→ **RECORD LIST**
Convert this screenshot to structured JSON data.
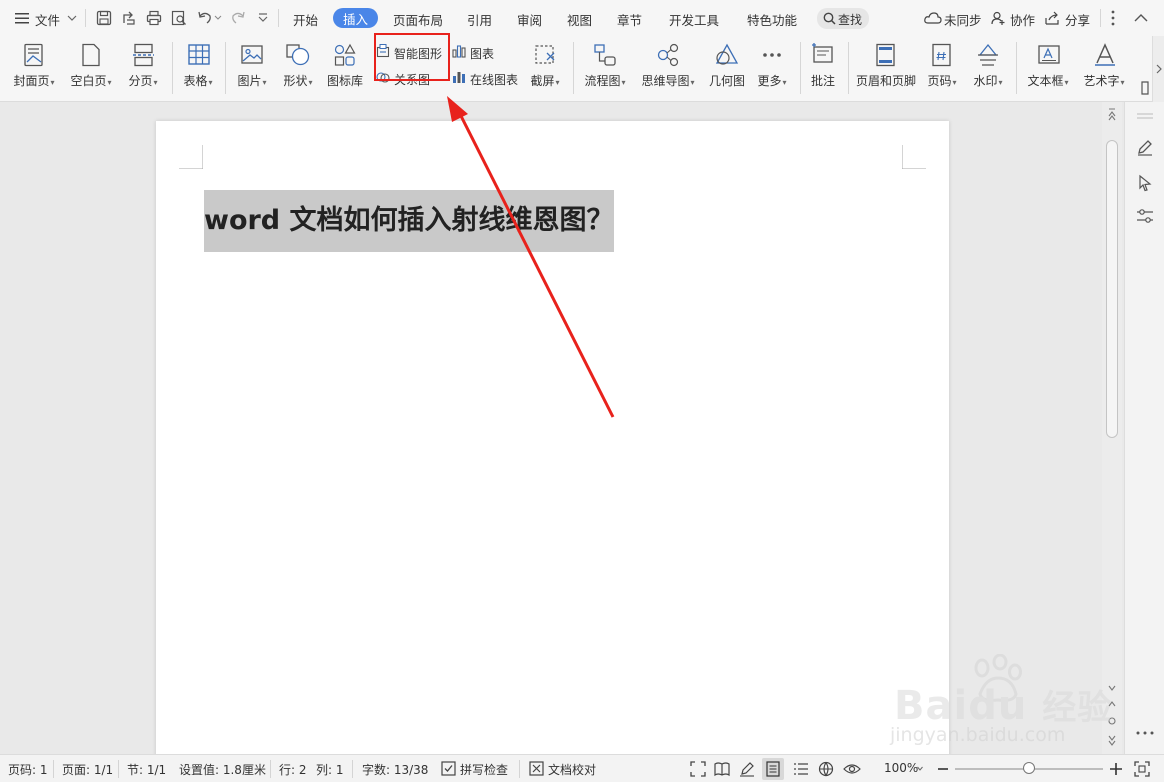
{
  "titlebar": {
    "menu_label": "文件",
    "tabs": [
      "开始",
      "插入",
      "页面布局",
      "引用",
      "审阅",
      "视图",
      "章节",
      "开发工具",
      "特色功能"
    ],
    "search_label": "查找",
    "sync_label": "未同步",
    "collab_label": "协作",
    "share_label": "分享"
  },
  "ribbon": {
    "cover": "封面页",
    "blank": "空白页",
    "pagebreak": "分页",
    "table": "表格",
    "picture": "图片",
    "shape": "形状",
    "iconlib": "图标库",
    "smartart": "智能图形",
    "relation": "关系图",
    "chart": "图表",
    "onlinechart": "在线图表",
    "screenshot": "截屏",
    "flowchart": "流程图",
    "mindmap": "思维导图",
    "geometry": "几何图",
    "more": "更多",
    "comment": "批注",
    "headerfooter": "页眉和页脚",
    "pagenum": "页码",
    "watermark": "水印",
    "textbox": "文本框",
    "wordart": "艺术字"
  },
  "document": {
    "heading": "word 文档如何插入射线维恩图？"
  },
  "status": {
    "pagenum": "页码: 1",
    "pages": "页面: 1/1",
    "section": "节: 1/1",
    "setting": "设置值: 1.8厘米",
    "row": "行: 2",
    "col": "列: 1",
    "wordcount": "字数: 13/38",
    "spellcheck": "拼写检查",
    "proofread": "文档校对",
    "zoom": "100%"
  },
  "watermark": {
    "brand": "Bai",
    "brand_cn": "经验",
    "url": "jingyan.baidu.com"
  },
  "annotation": {
    "box_color": "#e8221c",
    "arrow_color": "#e8221c"
  },
  "colors": {
    "accent": "#4a86e8",
    "icon": "#3d6fb6"
  }
}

→ **DIRECTION**
Output all the records, word for word, with no pictures in the copy.

→ **ANSWER TO THE EXERCISE**
Convert this screenshot to structured JSON data.
{
  "titlebar": {
    "menu_label": "文件",
    "tabs": [
      "开始",
      "插入",
      "页面布局",
      "引用",
      "审阅",
      "视图",
      "章节",
      "开发工具",
      "特色功能"
    ],
    "search_label": "查找",
    "sync_label": "未同步",
    "collab_label": "协作",
    "share_label": "分享"
  },
  "ribbon": {
    "cover": "封面页",
    "blank": "空白页",
    "pagebreak": "分页",
    "table": "表格",
    "picture": "图片",
    "shape": "形状",
    "iconlib": "图标库",
    "smartart": "智能图形",
    "relation": "关系图",
    "chart": "图表",
    "onlinechart": "在线图表",
    "screenshot": "截屏",
    "flowchart": "流程图",
    "mindmap": "思维导图",
    "geometry": "几何图",
    "more": "更多",
    "comment": "批注",
    "headerfooter": "页眉和页脚",
    "pagenum": "页码",
    "watermark": "水印",
    "textbox": "文本框",
    "wordart": "艺术字"
  },
  "document": {
    "heading": "word 文档如何插入射线维恩图？"
  },
  "status": {
    "pagenum": "页码: 1",
    "pages": "页面: 1/1",
    "section": "节: 1/1",
    "setting": "设置值: 1.8厘米",
    "row": "行: 2",
    "col": "列: 1",
    "wordcount": "字数: 13/38",
    "spellcheck": "拼写检查",
    "proofread": "文档校对",
    "zoom": "100%"
  },
  "watermark": {
    "brand": "Bai",
    "brand_cn": "经验",
    "url": "jingyan.baidu.com"
  },
  "annotation": {
    "box_color": "#e8221c",
    "arrow_color": "#e8221c"
  },
  "colors": {
    "accent": "#4a86e8",
    "icon": "#3d6fb6"
  }
}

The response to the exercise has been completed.